DATASET:
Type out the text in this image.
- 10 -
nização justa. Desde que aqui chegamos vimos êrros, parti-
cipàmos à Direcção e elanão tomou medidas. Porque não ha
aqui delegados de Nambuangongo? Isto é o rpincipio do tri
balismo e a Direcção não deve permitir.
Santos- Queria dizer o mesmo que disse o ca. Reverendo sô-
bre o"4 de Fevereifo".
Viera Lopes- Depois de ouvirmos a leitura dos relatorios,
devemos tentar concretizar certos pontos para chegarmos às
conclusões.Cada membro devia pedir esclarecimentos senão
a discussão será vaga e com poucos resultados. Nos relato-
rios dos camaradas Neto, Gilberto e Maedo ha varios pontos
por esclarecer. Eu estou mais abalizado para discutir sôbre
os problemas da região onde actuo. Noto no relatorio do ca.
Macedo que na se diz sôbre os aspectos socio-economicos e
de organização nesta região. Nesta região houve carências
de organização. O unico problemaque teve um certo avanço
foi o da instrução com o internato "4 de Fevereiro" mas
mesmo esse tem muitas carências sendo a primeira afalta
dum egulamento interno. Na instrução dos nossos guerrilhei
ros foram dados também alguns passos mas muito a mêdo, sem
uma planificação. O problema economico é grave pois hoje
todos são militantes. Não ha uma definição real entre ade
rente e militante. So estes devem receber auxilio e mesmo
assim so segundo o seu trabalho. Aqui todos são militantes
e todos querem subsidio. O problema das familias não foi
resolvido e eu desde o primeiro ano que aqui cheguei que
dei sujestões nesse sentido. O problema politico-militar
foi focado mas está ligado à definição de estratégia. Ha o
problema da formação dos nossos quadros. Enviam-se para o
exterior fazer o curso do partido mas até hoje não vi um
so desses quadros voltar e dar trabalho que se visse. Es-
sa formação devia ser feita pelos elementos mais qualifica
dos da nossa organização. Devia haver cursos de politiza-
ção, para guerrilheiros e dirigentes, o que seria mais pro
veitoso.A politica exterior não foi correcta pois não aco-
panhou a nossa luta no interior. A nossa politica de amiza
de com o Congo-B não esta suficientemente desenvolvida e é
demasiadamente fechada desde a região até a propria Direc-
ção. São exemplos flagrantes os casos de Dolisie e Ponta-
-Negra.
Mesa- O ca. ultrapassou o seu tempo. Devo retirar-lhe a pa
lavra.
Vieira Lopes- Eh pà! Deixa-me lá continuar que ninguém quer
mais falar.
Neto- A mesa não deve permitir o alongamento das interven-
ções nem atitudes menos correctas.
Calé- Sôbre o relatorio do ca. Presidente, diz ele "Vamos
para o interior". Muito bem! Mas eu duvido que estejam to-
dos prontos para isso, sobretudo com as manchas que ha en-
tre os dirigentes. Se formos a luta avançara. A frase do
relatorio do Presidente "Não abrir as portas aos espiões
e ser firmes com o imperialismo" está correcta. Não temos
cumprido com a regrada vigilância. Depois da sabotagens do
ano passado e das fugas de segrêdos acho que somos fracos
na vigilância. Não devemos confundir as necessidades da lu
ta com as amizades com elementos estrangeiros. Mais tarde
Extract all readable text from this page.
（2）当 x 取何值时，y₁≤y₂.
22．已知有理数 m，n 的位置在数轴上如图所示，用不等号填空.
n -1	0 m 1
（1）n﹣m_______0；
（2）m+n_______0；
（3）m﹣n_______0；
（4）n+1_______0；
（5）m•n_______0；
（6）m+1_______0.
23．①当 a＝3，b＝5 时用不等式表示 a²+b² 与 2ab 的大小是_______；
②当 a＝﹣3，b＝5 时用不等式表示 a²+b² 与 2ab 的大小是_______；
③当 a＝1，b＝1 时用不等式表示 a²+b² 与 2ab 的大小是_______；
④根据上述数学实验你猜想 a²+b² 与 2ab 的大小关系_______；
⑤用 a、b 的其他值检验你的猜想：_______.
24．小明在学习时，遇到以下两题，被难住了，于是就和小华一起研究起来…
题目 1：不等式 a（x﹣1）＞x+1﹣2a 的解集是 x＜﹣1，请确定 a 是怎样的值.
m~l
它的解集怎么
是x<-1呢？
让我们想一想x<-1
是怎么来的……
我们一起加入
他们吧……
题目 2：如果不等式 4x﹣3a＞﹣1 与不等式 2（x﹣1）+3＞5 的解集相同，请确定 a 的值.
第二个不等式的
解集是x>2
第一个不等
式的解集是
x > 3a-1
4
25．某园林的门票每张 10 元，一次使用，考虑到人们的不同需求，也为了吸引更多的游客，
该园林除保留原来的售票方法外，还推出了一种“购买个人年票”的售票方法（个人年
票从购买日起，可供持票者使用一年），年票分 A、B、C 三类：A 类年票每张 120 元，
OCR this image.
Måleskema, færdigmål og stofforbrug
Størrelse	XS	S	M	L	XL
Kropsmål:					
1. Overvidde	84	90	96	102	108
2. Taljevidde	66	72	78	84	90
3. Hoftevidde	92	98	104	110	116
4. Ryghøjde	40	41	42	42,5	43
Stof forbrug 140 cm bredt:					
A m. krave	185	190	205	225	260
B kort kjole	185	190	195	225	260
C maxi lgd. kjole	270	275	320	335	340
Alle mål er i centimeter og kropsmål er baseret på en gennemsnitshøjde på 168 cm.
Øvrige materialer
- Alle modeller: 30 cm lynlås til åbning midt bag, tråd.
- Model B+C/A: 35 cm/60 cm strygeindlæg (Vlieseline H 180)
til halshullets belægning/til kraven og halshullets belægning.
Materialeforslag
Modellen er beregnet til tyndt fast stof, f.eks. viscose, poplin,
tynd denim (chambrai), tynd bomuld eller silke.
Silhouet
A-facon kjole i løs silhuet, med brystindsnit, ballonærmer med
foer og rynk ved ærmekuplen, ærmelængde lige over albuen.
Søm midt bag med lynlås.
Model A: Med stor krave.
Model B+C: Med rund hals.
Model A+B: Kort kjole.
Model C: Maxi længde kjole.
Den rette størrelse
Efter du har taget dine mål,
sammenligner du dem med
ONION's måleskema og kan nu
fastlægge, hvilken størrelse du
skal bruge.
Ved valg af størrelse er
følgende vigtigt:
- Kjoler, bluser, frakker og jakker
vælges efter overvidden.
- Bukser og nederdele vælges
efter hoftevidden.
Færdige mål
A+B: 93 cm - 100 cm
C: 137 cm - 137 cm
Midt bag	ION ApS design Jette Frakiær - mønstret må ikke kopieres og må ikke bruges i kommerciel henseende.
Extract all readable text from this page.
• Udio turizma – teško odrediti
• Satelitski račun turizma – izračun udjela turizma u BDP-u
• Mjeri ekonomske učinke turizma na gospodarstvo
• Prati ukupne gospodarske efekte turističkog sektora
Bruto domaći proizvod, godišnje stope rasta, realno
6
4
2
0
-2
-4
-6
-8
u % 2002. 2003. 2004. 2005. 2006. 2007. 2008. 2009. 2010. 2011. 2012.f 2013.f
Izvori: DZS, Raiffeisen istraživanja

EXERCISE DETAILS: Each line of the material should be echoed exactly.

WRITTEN REPLY:
Type out the text in this image.
- 10 -
nização justa. Desde que aqui chegamos vimos êrros, parti-
cipàmos à Direcção e elanão tomou medidas. Porque não ha
aqui delegados de Nambuangongo? Isto é o rpincipio do tri
balismo e a Direcção não deve permitir.
Santos- Queria dizer o mesmo que disse o ca. Reverendo sô-
bre o"4 de Fevereifo".
Viera Lopes- Depois de ouvirmos a leitura dos relatorios,
devemos tentar concretizar certos pontos para chegarmos às
conclusões.Cada membro devia pedir esclarecimentos senão
a discussão será vaga e com poucos resultados. Nos relato-
rios dos camaradas Neto, Gilberto e Maedo ha varios pontos
por esclarecer. Eu estou mais abalizado para discutir sôbre
os problemas da região onde actuo. Noto no relatorio do ca.
Macedo que na se diz sôbre os aspectos socio-economicos e
de organização nesta região. Nesta região houve carências
de organização. O unico problemaque teve um certo avanço
foi o da instrução com o internato "4 de Fevereiro" mas
mesmo esse tem muitas carências sendo a primeira afalta
dum egulamento interno. Na instrução dos nossos guerrilhei
ros foram dados também alguns passos mas muito a mêdo, sem
uma planificação. O problema economico é grave pois hoje
todos são militantes. Não ha uma definição real entre ade
rente e militante. So estes devem receber auxilio e mesmo
assim so segundo o seu trabalho. Aqui todos são militantes
e todos querem subsidio. O problema das familias não foi
resolvido e eu desde o primeiro ano que aqui cheguei que
dei sujestões nesse sentido. O problema politico-militar
foi focado mas está ligado à definição de estratégia. Ha o
problema da formação dos nossos quadros. Enviam-se para o
exterior fazer o curso do partido mas até hoje não vi um
so desses quadros voltar e dar trabalho que se visse. Es-
sa formação devia ser feita pelos elementos mais qualifica
dos da nossa organização. Devia haver cursos de politiza-
ção, para guerrilheiros e dirigentes, o que seria mais pro
veitoso.A politica exterior não foi correcta pois não aco-
panhou a nossa luta no interior. A nossa politica de amiza
de com o Congo-B não esta suficientemente desenvolvida e é
demasiadamente fechada desde a região até a propria Direc-
ção. São exemplos flagrantes os casos de Dolisie e Ponta-
-Negra.
Mesa- O ca. ultrapassou o seu tempo. Devo retirar-lhe a pa
lavra.
Vieira Lopes- Eh pà! Deixa-me lá continuar que ninguém quer
mais falar.
Neto- A mesa não deve permitir o alongamento das interven-
ções nem atitudes menos correctas.
Calé- Sôbre o relatorio do ca. Presidente, diz ele "Vamos
para o interior". Muito bem! Mas eu duvido que estejam to-
dos prontos para isso, sobretudo com as manchas que ha en-
tre os dirigentes. Se formos a luta avançara. A frase do
relatorio do Presidente "Não abrir as portas aos espiões
e ser firmes com o imperialismo" está correcta. Não temos
cumprido com a regrada vigilância. Depois da sabotagens do
ano passado e das fugas de segrêdos acho que somos fracos
na vigilância. Não devemos confundir as necessidades da lu
ta com as amizades com elementos estrangeiros. Mais tarde
Extract all readable text from this page.
（2）当 x 取何值时，y₁≤y₂.
22．已知有理数 m，n 的位置在数轴上如图所示，用不等号填空.
n -1	0 m 1
（1）n﹣m_______0；
（2）m+n_______0；
（3）m﹣n_______0；
（4）n+1_______0；
（5）m•n_______0；
（6）m+1_______0.
23．①当 a＝3，b＝5 时用不等式表示 a²+b² 与 2ab 的大小是_______；
②当 a＝﹣3，b＝5 时用不等式表示 a²+b² 与 2ab 的大小是_______；
③当 a＝1，b＝1 时用不等式表示 a²+b² 与 2ab 的大小是_______；
④根据上述数学实验你猜想 a²+b² 与 2ab 的大小关系_______；
⑤用 a、b 的其他值检验你的猜想：_______.
24．小明在学习时，遇到以下两题，被难住了，于是就和小华一起研究起来…
题目 1：不等式 a（x﹣1）＞x+1﹣2a 的解集是 x＜﹣1，请确定 a 是怎样的值.
m~l
它的解集怎么
是x<-1呢？
让我们想一想x<-1
是怎么来的……
我们一起加入
他们吧……
题目 2：如果不等式 4x﹣3a＞﹣1 与不等式 2（x﹣1）+3＞5 的解集相同，请确定 a 的值.
第二个不等式的
解集是x>2
第一个不等
式的解集是
x > 3a-1
4
25．某园林的门票每张 10 元，一次使用，考虑到人们的不同需求，也为了吸引更多的游客，
该园林除保留原来的售票方法外，还推出了一种“购买个人年票”的售票方法（个人年
票从购买日起，可供持票者使用一年），年票分 A、B、C 三类：A 类年票每张 120 元，
OCR this image.
Måleskema, færdigmål og stofforbrug
Størrelse	XS	S	M	L	XL
Kropsmål:					
1. Overvidde	84	90	96	102	108
2. Taljevidde	66	72	78	84	90
3. Hoftevidde	92	98	104	110	116
4. Ryghøjde	40	41	42	42,5	43
Stof forbrug 140 cm bredt:					
A m. krave	185	190	205	225	260
B kort kjole	185	190	195	225	260
C maxi lgd. kjole	270	275	320	335	340
Alle mål er i centimeter og kropsmål er baseret på en gennemsnitshøjde på 168 cm.
Øvrige materialer
- Alle modeller: 30 cm lynlås til åbning midt bag, tråd.
- Model B+C/A: 35 cm/60 cm strygeindlæg (Vlieseline H 180)
til halshullets belægning/til kraven og halshullets belægning.
Materialeforslag
Modellen er beregnet til tyndt fast stof, f.eks. viscose, poplin,
tynd denim (chambrai), tynd bomuld eller silke.
Silhouet
A-facon kjole i løs silhuet, med brystindsnit, ballonærmer med
foer og rynk ved ærmekuplen, ærmelængde lige over albuen.
Søm midt bag med lynlås.
Model A: Med stor krave.
Model B+C: Med rund hals.
Model A+B: Kort kjole.
Model C: Maxi længde kjole.
Den rette størrelse
Efter du har taget dine mål,
sammenligner du dem med
ONION's måleskema og kan nu
fastlægge, hvilken størrelse du
skal bruge.
Ved valg af størrelse er
følgende vigtigt:
- Kjoler, bluser, frakker og jakker
vælges efter overvidden.
- Bukser og nederdele vælges
efter hoftevidden.
Færdige mål
A+B: 93 cm - 100 cm
C: 137 cm - 137 cm
Midt bag	ION ApS design Jette Frakiær - mønstret må ikke kopieres og må ikke bruges i kommerciel henseende.
Extract all readable text from this page.
• Udio turizma – teško odrediti
• Satelitski račun turizma – izračun udjela turizma u BDP-u
• Mjeri ekonomske učinke turizma na gospodarstvo
• Prati ukupne gospodarske efekte turističkog sektora
Bruto domaći proizvod, godišnje stope rasta, realno
6
4
2
0
-2
-4
-6
-8
u % 2002. 2003. 2004. 2005. 2006. 2007. 2008. 2009. 2010. 2011. 2012.f 2013.f
Izvori: DZS, Raiffeisen istraživanja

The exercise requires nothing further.